■ **INFORMATION SUPPLIED**:
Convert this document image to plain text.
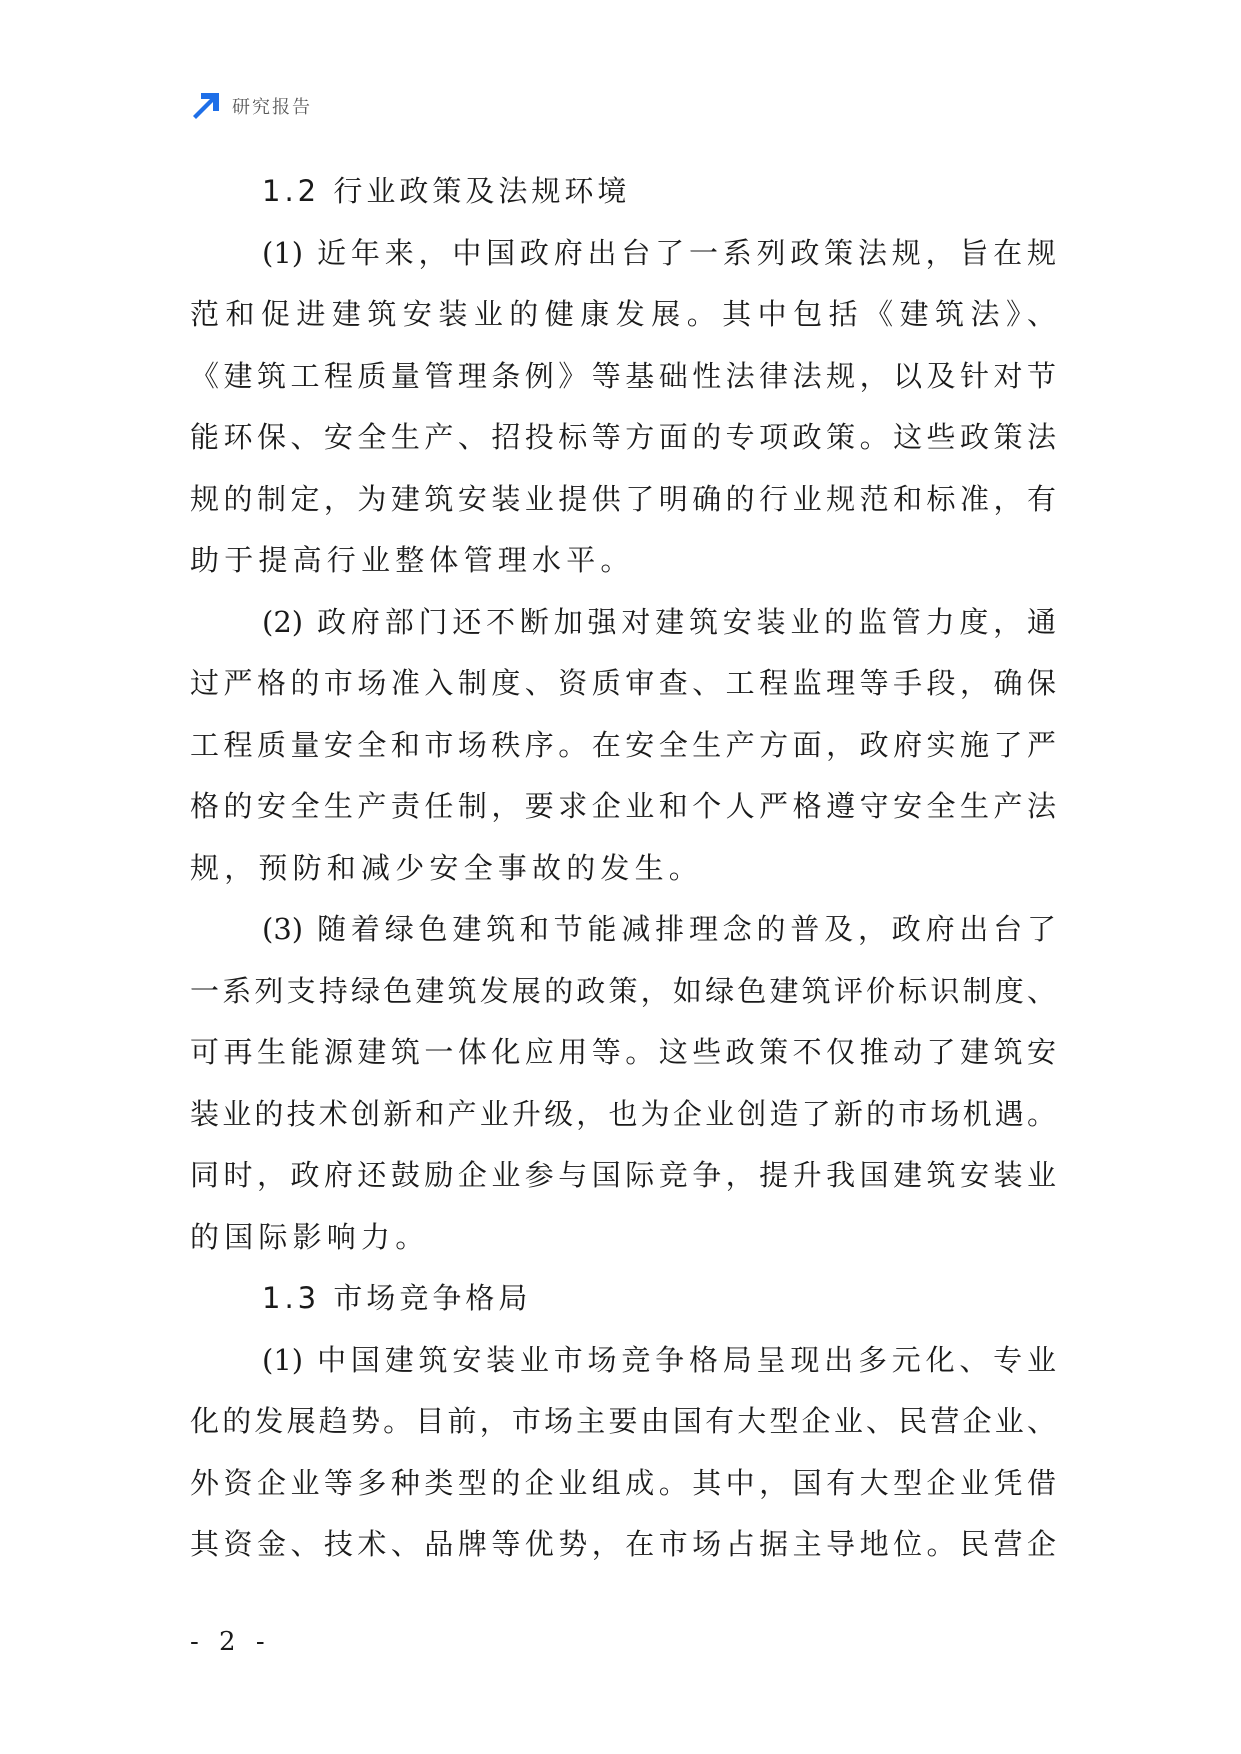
研究报告
1.2 行业政策及法规环境
(1) 近年来，中国政府出台了一系列政策法规，旨在规
范和促进建筑安装业的健康发展。其中包括《建筑法》、
《建筑工程质量管理条例》等基础性法律法规，以及针对节
能环保、安全生产、招投标等方面的专项政策。这些政策法
规的制定，为建筑安装业提供了明确的行业规范和标准，有
助于提高行业整体管理水平。
(2) 政府部门还不断加强对建筑安装业的监管力度，通
过严格的市场准入制度、资质审查、工程监理等手段，确保
工程质量安全和市场秩序。在安全生产方面，政府实施了严
格的安全生产责任制，要求企业和个人严格遵守安全生产法
规，预防和减少安全事故的发生。
(3) 随着绿色建筑和节能减排理念的普及，政府出台了
一系列支持绿色建筑发展的政策，如绿色建筑评价标识制度、
可再生能源建筑一体化应用等。这些政策不仅推动了建筑安
装业的技术创新和产业升级，也为企业创造了新的市场机遇。
同时，政府还鼓励企业参与国际竞争，提升我国建筑安装业
的国际影响力。
1.3 市场竞争格局
(1) 中国建筑安装业市场竞争格局呈现出多元化、专业
化的发展趋势。目前，市场主要由国有大型企业、民营企业、
外资企业等多种类型的企业组成。其中，国有大型企业凭借
其资金、技术、品牌等优势，在市场占据主导地位。民营企
- 2 -
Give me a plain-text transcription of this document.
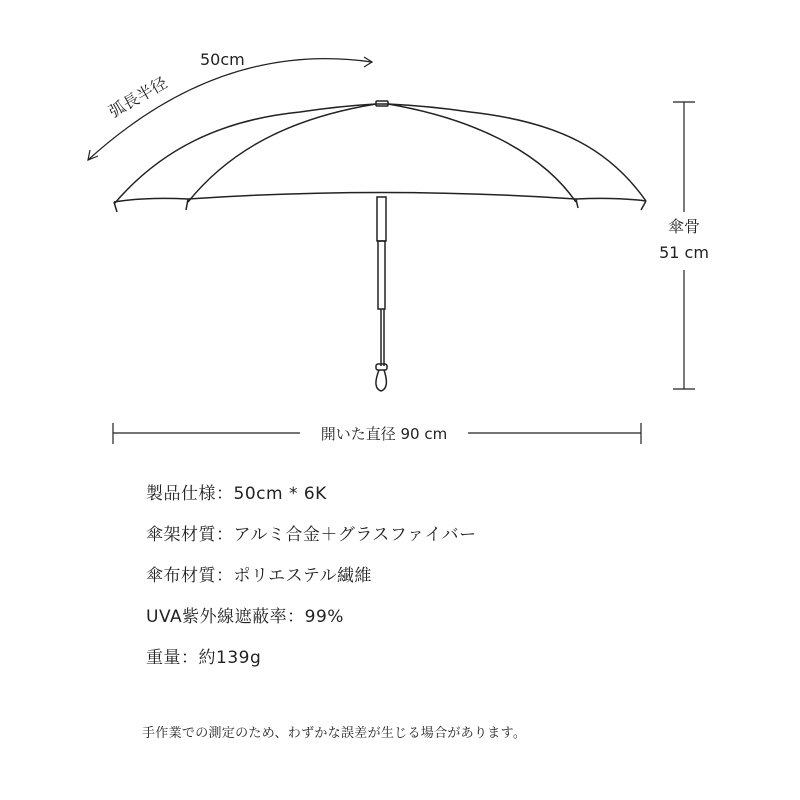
弧長半径
50cm
傘骨
51 cm
開いた直径 90 cm
製品仕様：50cm * 6K
傘架材質：アルミ合金＋グラスファイバー
傘布材質：ポリエステル繊維
UVA紫外線遮蔽率：99%
重量：約139g
手作業での測定のため、わずかな誤差が生じる場合があります。
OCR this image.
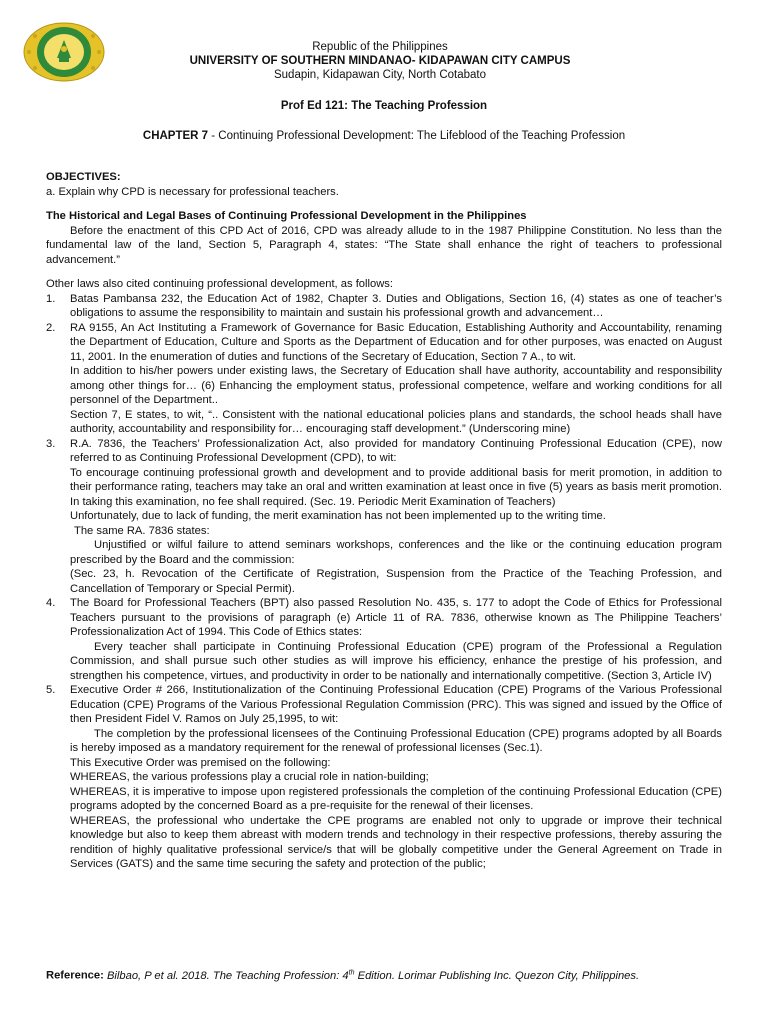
Republic of the Philippines
UNIVERSITY OF SOUTHERN MINDANAO- KIDAPAWAN CITY CAMPUS
Sudapin, Kidapawan City, North Cotabato
Prof Ed 121: The Teaching Profession
CHAPTER 7 - Continuing Professional Development: The Lifeblood of the Teaching Profession

OBJECTIVES:

a. Explain why CPD is necessary for professional teachers.

The Historical and Legal Bases of Continuing Professional Development in the Philippines

Before the enactment of this CPD Act of 2016, CPD was already allude to in the 1987 Philippine Constitution. No less than the fundamental law of the land, Section 5, Paragraph 4, states: “The State shall enhance the right of teachers to professional advancement.”

Other laws also cited continuing professional development, as follows:

1. Batas Pambansa 232, the Education Act of 1982, Chapter 3. Duties and Obligations, Section 16, (4) states as one of teacher’s obligations to assume the responsibility to maintain and sustain his professional growth and advancement…

2. RA 9155, An Act Instituting a Framework of Governance for Basic Education, Establishing Authority and Accountability, renaming the Department of Education, Culture and Sports as the Department of Education and for other purposes, was enacted on August 11, 2001. In the enumeration of duties and functions of the Secretary of Education, Section 7 A., to wit.

In addition to his/her powers under existing laws, the Secretary of Education shall have authority, accountability and responsibility among other things for… (6) Enhancing the employment status, professional competence, welfare and working conditions for all personnel of the Department..

Section 7, E states, to wit, “.. Consistent with the national educational policies plans and standards, the school heads shall have authority, accountability and responsibility for… encouraging staff development.” (Underscoring mine)

3. R.A. 7836, the Teachers’ Professionalization Act, also provided for mandatory Continuing Professional Education (CPE), now referred to as Continuing Professional Development (CPD), to wit:

To encourage continuing professional growth and development and to provide additional basis for merit promotion, in addition to their performance rating, teachers may take an oral and written examination at least once in five (5) years as basis merit promotion. In taking this examination, no fee shall required. (Sec. 19. Periodic Merit Examination of Teachers)

Unfortunately, due to lack of funding, the merit examination has not been implemented up to the writing time.

The same RA. 7836 states:

Unjustified or wilful failure to attend seminars workshops, conferences and the like or the continuing education program prescribed by the Board and the commission:

(Sec. 23, h. Revocation of the Certificate of Registration, Suspension from the Practice of the Teaching Profession, and Cancellation of Temporary or Special Permit).

4. The Board for Professional Teachers (BPT) also passed Resolution No. 435, s. 177 to adopt the Code of Ethics for Professional Teachers pursuant to the provisions of paragraph (e) Article 11 of RA. 7836, otherwise known as The Philippine Teachers’ Professionalization Act of 1994. This Code of Ethics states:

Every teacher shall participate in Continuing Professional Education (CPE) program of the Professional a Regulation Commission, and shall pursue such other studies as will improve his efficiency, enhance the prestige of his profession, and strengthen his competence, virtues, and productivity in order to be nationally and internationally competitive. (Section 3, Article IV)

5. Executive Order # 266, Institutionalization of the Continuing Professional Education (CPE) Programs of the Various Professional Education (CPE) Programs of the Various Professional Regulation Commission (PRC). This was signed and issued by the Office of then President Fidel V. Ramos on July 25,1995, to wit:

The completion by the professional licensees of the Continuing Professional Education (CPE) programs adopted by all Boards is hereby imposed as a mandatory requirement for the renewal of professional licenses (Sec.1).

This Executive Order was premised on the following:

WHEREAS, the various professions play a crucial role in nation-building;

WHEREAS, it is imperative to impose upon registered professionals the completion of the continuing Professional Education (CPE) programs adopted by the concerned Board as a pre-requisite for the renewal of their licenses.

WHEREAS, the professional who undertake the CPE programs are enabled not only to upgrade or improve their technical knowledge but also to keep them abreast with modern trends and technology in their respective professions, thereby assuring the rendition of highly qualitative professional service/s that will be globally competitive under the General Agreement on Trade in Services (GATS) and the same time securing the safety and protection of the public;

Reference: Bilbao, P et al. 2018. The Teaching Profession: 4th Edition. Lorimar Publishing Inc. Quezon City, Philippines.
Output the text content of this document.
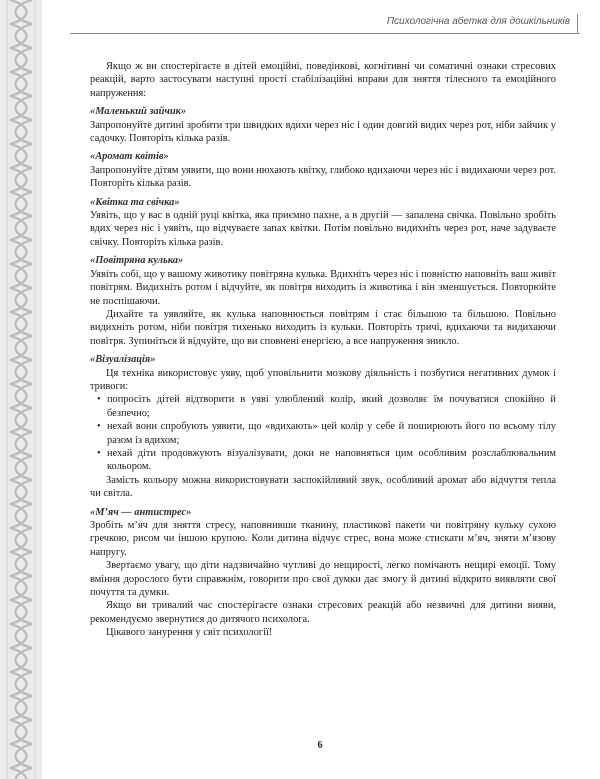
Психологічна абетка для дошкільників

Якщо ж ви спостерігаєте в дітей емоційні, поведінкові, когнітивні чи соматичні ознаки стресових реакцій, варто застосувати наступні прості стабілізаційні вправи для зняття тілесного та емоційного напруження:

«Маленький зайчик»

Запропонуйте дитині зробити три швидких вдихи через ніс і один довгий видих через рот, ніби зайчик у садочку. Повторіть кілька разів.

«Аромат квітів»

Запропонуйте дітям уявити, що вони нюхають квітку, глибоко вдихаючи через ніс і видихаючи через рот. Повторіть кілька разів.

«Квітка та свічка»

Уявіть, що у вас в одній руці квітка, яка приємно пахне, а в другій — запалена свічка. Повільно зробіть вдих через ніс і уявіть, що відчуваєте запах квітки. Потім повільно видихніть через рот, наче задуваєте свічку. Повторіть кілька разів.

«Повітряна кулька»

Уявіть собі, що у вашому животику повітряна кулька. Вдихніть через ніс і повністю наповніть ваш живіт повітрям. Видихніть ротом і відчуйте, як повітря виходить із животика і він зменшується. Повторюйте не поспішаючи.

Дихайте та уявляйте, як кулька наповнюється повітрям і стає більшою та більшою. Повільно видихніть ротом, ніби повітря тихенько виходить із кульки. Повторіть тричі, вдихаючи та видихаючи повітря. Зупиніться й відчуйте, що ви сповнені енергією, а все напруження зникло.

«Візуалізація»

Ця техніка використовує уяву, щоб уповільнити мозкову діяльність і позбутися негативних думок і тривоги:

• попросіть дітей відтворити в уяві улюблений колір, який дозволяє їм почуватися спокійно й безпечно;
• нехай вони спробують уявити, що «вдихають» цей колір у себе й поширюють його по всьому тілу разом із вдихом;
• нехай діти продовжують візуалізувати, доки не наповняться цим особливим розслаблювальним кольором.

Замість кольору можна використовувати заспокійливий звук, особливий аромат або відчуття тепла чи світла.

«М’яч — антистрес»

Зробіть м’яч для зняття стресу, наповнивши тканину, пластикові пакети чи повітряну кульку сухою гречкою, рисом чи іншою крупою. Коли дитина відчує стрес, вона може стискати м’яч, зняти м’язову напругу.

Звертаємо увагу, що діти надзвичайно чутливі до нещирості, легко помічають нещирі емоції. Тому вміння дорослого бути справжнім, говорити про свої думки дає змогу й дитині відкрито виявляти свої почуття та думки.

Якщо ви тривалий час спостерігаєте ознаки стресових реакцій або незвичні для дитини вияви, рекомендуємо звернутися до дитячого психолога.

Цікавого занурення у світ психології!

6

■ **AIM OF THE TASK**: Pull out each line of the records holding the string "improve".

■ **ANSWER FOR THE TASK**:
Every teacher shall participate in Continuing Professional Education (CPE) program of the Professional a Regulation Commission, and shall pursue such other studies as will improve his efficiency, enhance the prestige of his profession, and strengthen his competence, virtues, and productivity in order to be nationally and internationally competitive. (Section 3, Article IV)
WHEREAS, the professional who undertake the CPE programs are enabled not only to upgrade or improve their technical knowledge but also to keep them abreast with modern trends and technology in their respective professions, thereby assuring the rendition of highly qualitative professional service/s that will be globally competitive under the General Agreement on Trade in Services (GATS) and the same time securing the safety and protection of the public;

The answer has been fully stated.